What you will do —
Can you transcribe every record below exactly as it appears?

[Extracted data entries]

════════

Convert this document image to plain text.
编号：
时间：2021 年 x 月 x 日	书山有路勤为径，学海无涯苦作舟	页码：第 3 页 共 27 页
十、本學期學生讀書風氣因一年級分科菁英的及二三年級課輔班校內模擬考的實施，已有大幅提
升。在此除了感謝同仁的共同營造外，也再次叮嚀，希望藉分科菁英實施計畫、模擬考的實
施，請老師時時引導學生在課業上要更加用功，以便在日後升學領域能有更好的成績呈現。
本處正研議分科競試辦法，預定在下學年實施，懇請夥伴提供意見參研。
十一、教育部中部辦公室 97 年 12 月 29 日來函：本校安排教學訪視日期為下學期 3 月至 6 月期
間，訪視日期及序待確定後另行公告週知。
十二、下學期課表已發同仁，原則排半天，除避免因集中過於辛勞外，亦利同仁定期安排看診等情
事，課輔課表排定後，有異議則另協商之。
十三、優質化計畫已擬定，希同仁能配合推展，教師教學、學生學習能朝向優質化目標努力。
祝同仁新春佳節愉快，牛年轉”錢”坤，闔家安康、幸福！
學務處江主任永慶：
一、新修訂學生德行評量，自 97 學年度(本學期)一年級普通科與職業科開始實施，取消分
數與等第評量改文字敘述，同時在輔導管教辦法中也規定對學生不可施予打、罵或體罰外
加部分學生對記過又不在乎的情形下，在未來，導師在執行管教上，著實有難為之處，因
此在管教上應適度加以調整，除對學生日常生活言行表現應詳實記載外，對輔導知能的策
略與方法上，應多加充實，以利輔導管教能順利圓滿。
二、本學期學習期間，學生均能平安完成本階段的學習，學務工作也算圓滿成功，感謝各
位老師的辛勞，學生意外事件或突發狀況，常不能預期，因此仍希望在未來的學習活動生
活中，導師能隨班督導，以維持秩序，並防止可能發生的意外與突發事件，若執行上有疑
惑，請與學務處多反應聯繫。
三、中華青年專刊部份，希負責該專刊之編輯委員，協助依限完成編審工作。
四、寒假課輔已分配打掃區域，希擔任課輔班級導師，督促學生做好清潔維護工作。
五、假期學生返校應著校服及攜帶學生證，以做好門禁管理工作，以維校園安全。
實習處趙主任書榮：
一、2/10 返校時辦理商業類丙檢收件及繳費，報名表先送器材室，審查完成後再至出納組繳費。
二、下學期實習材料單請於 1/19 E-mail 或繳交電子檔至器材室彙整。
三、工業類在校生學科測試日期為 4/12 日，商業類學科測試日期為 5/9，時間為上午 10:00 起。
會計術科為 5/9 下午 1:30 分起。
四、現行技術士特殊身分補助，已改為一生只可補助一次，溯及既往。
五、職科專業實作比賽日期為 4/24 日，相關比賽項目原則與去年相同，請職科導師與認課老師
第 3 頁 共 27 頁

════════

Response to this task —
Convert this document image to plain text.
编号：
时间：2021 年 x 月 x 日	书山有路勤为径，学海无涯苦作舟	页码：第 3 页 共 27 页
十、本學期學生讀書風氣因一年級分科菁英的及二三年級課輔班校內模擬考的實施，已有大幅提
升。在此除了感謝同仁的共同營造外，也再次叮嚀，希望藉分科菁英實施計畫、模擬考的實
施，請老師時時引導學生在課業上要更加用功，以便在日後升學領域能有更好的成績呈現。
本處正研議分科競試辦法，預定在下學年實施，懇請夥伴提供意見參研。
十一、教育部中部辦公室 97 年 12 月 29 日來函：本校安排教學訪視日期為下學期 3 月至 6 月期
間，訪視日期及序待確定後另行公告週知。
十二、下學期課表已發同仁，原則排半天，除避免因集中過於辛勞外，亦利同仁定期安排看診等情
事，課輔課表排定後，有異議則另協商之。
十三、優質化計畫已擬定，希同仁能配合推展，教師教學、學生學習能朝向優質化目標努力。
祝同仁新春佳節愉快，牛年轉”錢”坤，闔家安康、幸福！
學務處江主任永慶：
一、新修訂學生德行評量，自 97 學年度(本學期)一年級普通科與職業科開始實施，取消分
數與等第評量改文字敘述，同時在輔導管教辦法中也規定對學生不可施予打、罵或體罰外
加部分學生對記過又不在乎的情形下，在未來，導師在執行管教上，著實有難為之處，因
此在管教上應適度加以調整，除對學生日常生活言行表現應詳實記載外，對輔導知能的策
略與方法上，應多加充實，以利輔導管教能順利圓滿。
二、本學期學習期間，學生均能平安完成本階段的學習，學務工作也算圓滿成功，感謝各
位老師的辛勞，學生意外事件或突發狀況，常不能預期，因此仍希望在未來的學習活動生
活中，導師能隨班督導，以維持秩序，並防止可能發生的意外與突發事件，若執行上有疑
惑，請與學務處多反應聯繫。
三、中華青年專刊部份，希負責該專刊之編輯委員，協助依限完成編審工作。
四、寒假課輔已分配打掃區域，希擔任課輔班級導師，督促學生做好清潔維護工作。
五、假期學生返校應著校服及攜帶學生證，以做好門禁管理工作，以維校園安全。
實習處趙主任書榮：
一、2/10 返校時辦理商業類丙檢收件及繳費，報名表先送器材室，審查完成後再至出納組繳費。
二、下學期實習材料單請於 1/19 E-mail 或繳交電子檔至器材室彙整。
三、工業類在校生學科測試日期為 4/12 日，商業類學科測試日期為 5/9，時間為上午 10:00 起。
會計術科為 5/9 下午 1:30 分起。
四、現行技術士特殊身分補助，已改為一生只可補助一次，溯及既往。
五、職科專業實作比賽日期為 4/24 日，相關比賽項目原則與去年相同，請職科導師與認課老師
第 3 頁 共 27 頁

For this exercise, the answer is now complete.